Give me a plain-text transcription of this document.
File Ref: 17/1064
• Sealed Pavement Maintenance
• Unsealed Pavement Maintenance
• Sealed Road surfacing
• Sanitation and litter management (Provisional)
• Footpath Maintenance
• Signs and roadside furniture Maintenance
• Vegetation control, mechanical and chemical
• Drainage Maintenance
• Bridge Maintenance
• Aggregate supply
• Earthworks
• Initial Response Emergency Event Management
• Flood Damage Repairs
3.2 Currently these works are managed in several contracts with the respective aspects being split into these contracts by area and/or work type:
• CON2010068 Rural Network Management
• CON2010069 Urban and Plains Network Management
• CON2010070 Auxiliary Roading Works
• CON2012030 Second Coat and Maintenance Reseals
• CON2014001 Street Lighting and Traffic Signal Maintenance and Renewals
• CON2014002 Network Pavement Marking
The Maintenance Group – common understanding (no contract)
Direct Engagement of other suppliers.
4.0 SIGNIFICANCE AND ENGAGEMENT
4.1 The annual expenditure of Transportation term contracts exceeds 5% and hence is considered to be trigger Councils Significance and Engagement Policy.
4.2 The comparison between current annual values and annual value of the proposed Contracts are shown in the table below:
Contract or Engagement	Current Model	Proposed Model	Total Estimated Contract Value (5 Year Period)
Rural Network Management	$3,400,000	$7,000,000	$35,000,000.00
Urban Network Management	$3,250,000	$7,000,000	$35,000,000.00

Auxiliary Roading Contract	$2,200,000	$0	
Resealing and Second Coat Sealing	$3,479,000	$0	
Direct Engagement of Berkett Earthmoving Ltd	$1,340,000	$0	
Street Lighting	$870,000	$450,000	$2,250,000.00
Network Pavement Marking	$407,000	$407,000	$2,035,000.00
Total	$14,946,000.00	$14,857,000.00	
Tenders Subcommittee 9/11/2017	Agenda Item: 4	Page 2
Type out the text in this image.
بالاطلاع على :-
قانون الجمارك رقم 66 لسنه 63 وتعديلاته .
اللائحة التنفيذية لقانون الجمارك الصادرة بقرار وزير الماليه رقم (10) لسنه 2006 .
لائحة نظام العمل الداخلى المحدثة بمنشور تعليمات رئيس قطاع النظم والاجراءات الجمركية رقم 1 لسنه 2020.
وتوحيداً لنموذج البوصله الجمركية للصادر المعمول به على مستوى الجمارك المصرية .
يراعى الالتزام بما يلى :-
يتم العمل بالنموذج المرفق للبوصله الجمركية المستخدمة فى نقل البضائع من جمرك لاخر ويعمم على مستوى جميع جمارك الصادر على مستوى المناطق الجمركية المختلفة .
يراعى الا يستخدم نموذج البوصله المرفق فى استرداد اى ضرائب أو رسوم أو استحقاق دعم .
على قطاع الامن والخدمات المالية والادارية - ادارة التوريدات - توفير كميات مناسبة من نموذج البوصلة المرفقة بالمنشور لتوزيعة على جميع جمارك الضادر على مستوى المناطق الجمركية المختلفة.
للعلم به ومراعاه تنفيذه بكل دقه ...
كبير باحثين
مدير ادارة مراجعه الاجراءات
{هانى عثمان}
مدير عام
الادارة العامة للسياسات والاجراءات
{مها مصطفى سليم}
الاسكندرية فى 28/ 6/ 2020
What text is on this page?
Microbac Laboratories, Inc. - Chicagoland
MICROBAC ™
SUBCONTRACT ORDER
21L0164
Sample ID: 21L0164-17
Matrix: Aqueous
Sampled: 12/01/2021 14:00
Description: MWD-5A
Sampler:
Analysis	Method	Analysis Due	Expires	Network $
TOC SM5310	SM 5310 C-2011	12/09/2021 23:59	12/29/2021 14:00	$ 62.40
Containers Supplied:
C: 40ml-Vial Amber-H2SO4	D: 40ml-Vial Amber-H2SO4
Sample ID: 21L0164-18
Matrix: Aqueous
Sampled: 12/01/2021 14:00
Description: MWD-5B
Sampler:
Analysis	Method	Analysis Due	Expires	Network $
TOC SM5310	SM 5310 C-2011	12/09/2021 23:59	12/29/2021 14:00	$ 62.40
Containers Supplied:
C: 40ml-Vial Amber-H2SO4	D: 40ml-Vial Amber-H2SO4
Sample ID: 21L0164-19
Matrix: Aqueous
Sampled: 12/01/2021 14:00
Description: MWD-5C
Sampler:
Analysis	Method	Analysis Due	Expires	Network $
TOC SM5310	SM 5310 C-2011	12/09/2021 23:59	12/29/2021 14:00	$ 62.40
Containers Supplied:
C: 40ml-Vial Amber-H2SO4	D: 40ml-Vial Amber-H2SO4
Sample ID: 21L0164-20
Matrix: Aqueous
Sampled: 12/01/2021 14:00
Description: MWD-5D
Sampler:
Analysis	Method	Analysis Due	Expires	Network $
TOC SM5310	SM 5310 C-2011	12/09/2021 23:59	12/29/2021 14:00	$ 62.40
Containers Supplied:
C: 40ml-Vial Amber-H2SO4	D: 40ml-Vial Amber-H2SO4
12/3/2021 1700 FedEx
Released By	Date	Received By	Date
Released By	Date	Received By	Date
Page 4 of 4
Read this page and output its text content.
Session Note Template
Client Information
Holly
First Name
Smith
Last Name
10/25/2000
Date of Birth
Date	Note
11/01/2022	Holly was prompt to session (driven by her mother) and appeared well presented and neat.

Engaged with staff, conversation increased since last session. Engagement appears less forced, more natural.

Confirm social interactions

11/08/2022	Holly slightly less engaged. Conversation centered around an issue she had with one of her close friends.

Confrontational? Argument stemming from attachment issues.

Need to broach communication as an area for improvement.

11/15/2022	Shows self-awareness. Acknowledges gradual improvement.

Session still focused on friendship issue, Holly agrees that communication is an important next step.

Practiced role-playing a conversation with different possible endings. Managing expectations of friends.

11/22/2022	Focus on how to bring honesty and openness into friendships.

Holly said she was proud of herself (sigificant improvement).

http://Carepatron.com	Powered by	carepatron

*WRITTEN TASK*
The records above need to be transcribed in full. Keep every character unchanged.

*PROBLEM SOLUTION*
Give me a plain-text transcription of this document.
File Ref: 17/1064
• Sealed Pavement Maintenance
• Unsealed Pavement Maintenance
• Sealed Road surfacing
• Sanitation and litter management (Provisional)
• Footpath Maintenance
• Signs and roadside furniture Maintenance
• Vegetation control, mechanical and chemical
• Drainage Maintenance
• Bridge Maintenance
• Aggregate supply
• Earthworks
• Initial Response Emergency Event Management
• Flood Damage Repairs
3.2 Currently these works are managed in several contracts with the respective aspects being split into these contracts by area and/or work type:
• CON2010068 Rural Network Management
• CON2010069 Urban and Plains Network Management
• CON2010070 Auxiliary Roading Works
• CON2012030 Second Coat and Maintenance Reseals
• CON2014001 Street Lighting and Traffic Signal Maintenance and Renewals
• CON2014002 Network Pavement Marking
The Maintenance Group – common understanding (no contract)
Direct Engagement of other suppliers.
4.0 SIGNIFICANCE AND ENGAGEMENT
4.1 The annual expenditure of Transportation term contracts exceeds 5% and hence is considered to be trigger Councils Significance and Engagement Policy.
4.2 The comparison between current annual values and annual value of the proposed Contracts are shown in the table below:
Contract or Engagement	Current Model	Proposed Model	Total Estimated Contract Value (5 Year Period)
Rural Network Management	$3,400,000	$7,000,000	$35,000,000.00
Urban Network Management	$3,250,000	$7,000,000	$35,000,000.00

Auxiliary Roading Contract	$2,200,000	$0	
Resealing and Second Coat Sealing	$3,479,000	$0	
Direct Engagement of Berkett Earthmoving Ltd	$1,340,000	$0	
Street Lighting	$870,000	$450,000	$2,250,000.00
Network Pavement Marking	$407,000	$407,000	$2,035,000.00
Total	$14,946,000.00	$14,857,000.00	
Tenders Subcommittee 9/11/2017	Agenda Item: 4	Page 2
Type out the text in this image.
بالاطلاع على :-
قانون الجمارك رقم 66 لسنه 63 وتعديلاته .
اللائحة التنفيذية لقانون الجمارك الصادرة بقرار وزير الماليه رقم (10) لسنه 2006 .
لائحة نظام العمل الداخلى المحدثة بمنشور تعليمات رئيس قطاع النظم والاجراءات الجمركية رقم 1 لسنه 2020.
وتوحيداً لنموذج البوصله الجمركية للصادر المعمول به على مستوى الجمارك المصرية .
يراعى الالتزام بما يلى :-
يتم العمل بالنموذج المرفق للبوصله الجمركية المستخدمة فى نقل البضائع من جمرك لاخر ويعمم على مستوى جميع جمارك الصادر على مستوى المناطق الجمركية المختلفة .
يراعى الا يستخدم نموذج البوصله المرفق فى استرداد اى ضرائب أو رسوم أو استحقاق دعم .
على قطاع الامن والخدمات المالية والادارية - ادارة التوريدات - توفير كميات مناسبة من نموذج البوصلة المرفقة بالمنشور لتوزيعة على جميع جمارك الضادر على مستوى المناطق الجمركية المختلفة.
للعلم به ومراعاه تنفيذه بكل دقه ...
كبير باحثين
مدير ادارة مراجعه الاجراءات
{هانى عثمان}
مدير عام
الادارة العامة للسياسات والاجراءات
{مها مصطفى سليم}
الاسكندرية فى 28/ 6/ 2020
What text is on this page?
Microbac Laboratories, Inc. - Chicagoland
MICROBAC ™
SUBCONTRACT ORDER
21L0164
Sample ID: 21L0164-17
Matrix: Aqueous
Sampled: 12/01/2021 14:00
Description: MWD-5A
Sampler:
Analysis	Method	Analysis Due	Expires	Network $
TOC SM5310	SM 5310 C-2011	12/09/2021 23:59	12/29/2021 14:00	$ 62.40
Containers Supplied:
C: 40ml-Vial Amber-H2SO4	D: 40ml-Vial Amber-H2SO4
Sample ID: 21L0164-18
Matrix: Aqueous
Sampled: 12/01/2021 14:00
Description: MWD-5B
Sampler:
Analysis	Method	Analysis Due	Expires	Network $
TOC SM5310	SM 5310 C-2011	12/09/2021 23:59	12/29/2021 14:00	$ 62.40
Containers Supplied:
C: 40ml-Vial Amber-H2SO4	D: 40ml-Vial Amber-H2SO4
Sample ID: 21L0164-19
Matrix: Aqueous
Sampled: 12/01/2021 14:00
Description: MWD-5C
Sampler:
Analysis	Method	Analysis Due	Expires	Network $
TOC SM5310	SM 5310 C-2011	12/09/2021 23:59	12/29/2021 14:00	$ 62.40
Containers Supplied:
C: 40ml-Vial Amber-H2SO4	D: 40ml-Vial Amber-H2SO4
Sample ID: 21L0164-20
Matrix: Aqueous
Sampled: 12/01/2021 14:00
Description: MWD-5D
Sampler:
Analysis	Method	Analysis Due	Expires	Network $
TOC SM5310	SM 5310 C-2011	12/09/2021 23:59	12/29/2021 14:00	$ 62.40
Containers Supplied:
C: 40ml-Vial Amber-H2SO4	D: 40ml-Vial Amber-H2SO4
12/3/2021 1700 FedEx
Released By	Date	Received By	Date
Released By	Date	Received By	Date
Page 4 of 4
Read this page and output its text content.
Session Note Template
Client Information
Holly
First Name
Smith
Last Name
10/25/2000
Date of Birth
Date	Note
11/01/2022	Holly was prompt to session (driven by her mother) and appeared well presented and neat.

Engaged with staff, conversation increased since last session. Engagement appears less forced, more natural.

Confirm social interactions

11/08/2022	Holly slightly less engaged. Conversation centered around an issue she had with one of her close friends.

Confrontational? Argument stemming from attachment issues.

Need to broach communication as an area for improvement.

11/15/2022	Shows self-awareness. Acknowledges gradual improvement.

Session still focused on friendship issue, Holly agrees that communication is an important next step.

Practiced role-playing a conversation with different possible endings. Managing expectations of friends.

11/22/2022	Focus on how to bring honesty and openness into friendships.

Holly said she was proud of herself (sigificant improvement).

http://Carepatron.com	Powered by	carepatron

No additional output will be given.